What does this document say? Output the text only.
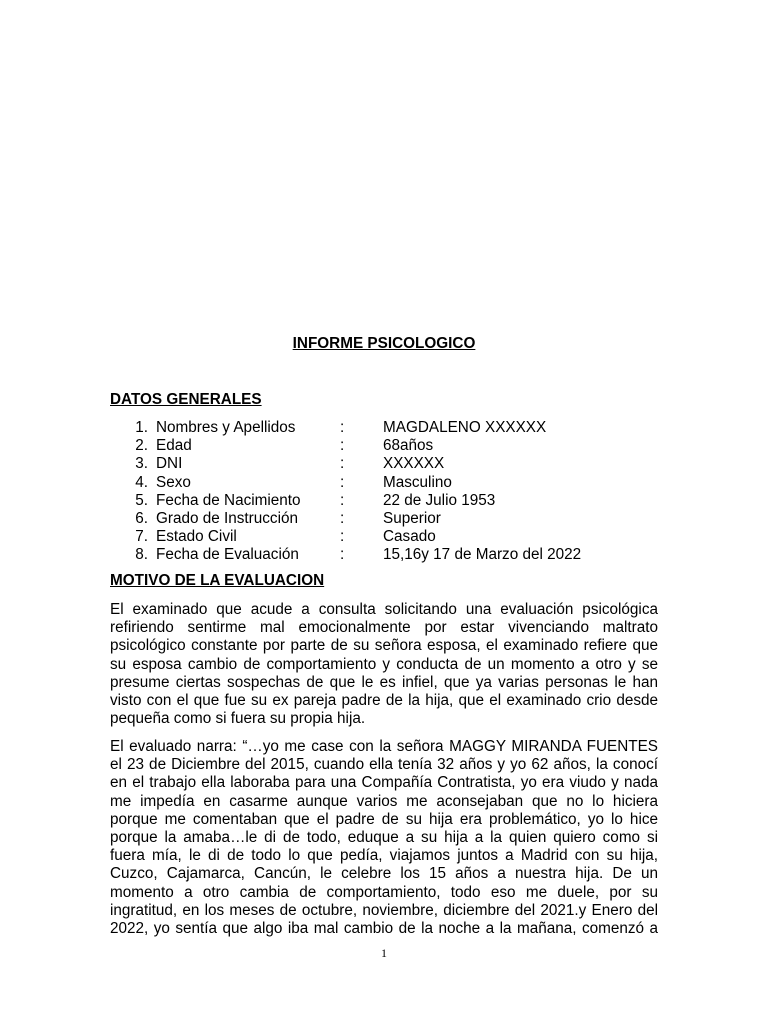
INFORME PSICOLOGICO
DATOS GENERALES
1. Nombres y Apellidos	:	MAGDALENO XXXXXX
2. Edad	:	68años
3. DNI	:	XXXXXX
4. Sexo	:	Masculino
5. Fecha de Nacimiento	:	22 de Julio 1953
6. Grado de Instrucción	:	Superior
7. Estado Civil	:	Casado
8. Fecha de Evaluación	:	15,16y 17 de Marzo del 2022
MOTIVO DE LA EVALUACION

El examinado que acude a consulta solicitando una evaluación psicológica
refiriendo sentirme mal emocionalmente por estar vivenciando maltrato
psicológico constante por parte de su señora esposa, el examinado refiere que
su esposa cambio de comportamiento y conducta de un momento a otro y se
presume ciertas sospechas de que le es infiel, que ya varias personas le han
visto con el que fue su ex pareja padre de la hija, que el examinado crio desde
pequeña como si fuera su propia hija.

El evaluado narra: “…yo me case con la señora MAGGY MIRANDA FUENTES
el 23 de Diciembre del 2015, cuando ella tenía 32 años y yo 62 años, la conocí
en el trabajo ella laboraba para una Compañía Contratista, yo era viudo y nada
me impedía en casarme aunque varios me aconsejaban que no lo hiciera
porque me comentaban que el padre de su hija era problemático, yo lo hice
porque la amaba…le di de todo, eduque a su hija a la quien quiero como si
fuera mía, le di de todo lo que pedía, viajamos juntos a Madrid con su hija,
Cuzco, Cajamarca, Cancún, le celebre los 15 años a nuestra hija. De un
momento a otro cambia de comportamiento, todo eso me duele, por su
ingratitud, en los meses de octubre, noviembre, diciembre del 2021.y Enero del
2022, yo sentía que algo iba mal cambio de la noche a la mañana, comenzó a

1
= = = = =
Working from the material above, transcribe it exactly while omitting pictures.

What does this document say? Output the text only.
INFORME PSICOLOGICO
DATOS GENERALES
1. Nombres y Apellidos	:	MAGDALENO XXXXXX
2. Edad	:	68años
3. DNI	:	XXXXXX
4. Sexo	:	Masculino
5. Fecha de Nacimiento	:	22 de Julio 1953
6. Grado de Instrucción	:	Superior
7. Estado Civil	:	Casado
8. Fecha de Evaluación	:	15,16y 17 de Marzo del 2022
MOTIVO DE LA EVALUACION

El examinado que acude a consulta solicitando una evaluación psicológica
refiriendo sentirme mal emocionalmente por estar vivenciando maltrato
psicológico constante por parte de su señora esposa, el examinado refiere que
su esposa cambio de comportamiento y conducta de un momento a otro y se
presume ciertas sospechas de que le es infiel, que ya varias personas le han
visto con el que fue su ex pareja padre de la hija, que el examinado crio desde
pequeña como si fuera su propia hija.

El evaluado narra: “…yo me case con la señora MAGGY MIRANDA FUENTES
el 23 de Diciembre del 2015, cuando ella tenía 32 años y yo 62 años, la conocí
en el trabajo ella laboraba para una Compañía Contratista, yo era viudo y nada
me impedía en casarme aunque varios me aconsejaban que no lo hiciera
porque me comentaban que el padre de su hija era problemático, yo lo hice
porque la amaba…le di de todo, eduque a su hija a la quien quiero como si
fuera mía, le di de todo lo que pedía, viajamos juntos a Madrid con su hija,
Cuzco, Cajamarca, Cancún, le celebre los 15 años a nuestra hija. De un
momento a otro cambia de comportamiento, todo eso me duele, por su
ingratitud, en los meses de octubre, noviembre, diciembre del 2021.y Enero del
2022, yo sentía que algo iba mal cambio de la noche a la mañana, comenzó a

1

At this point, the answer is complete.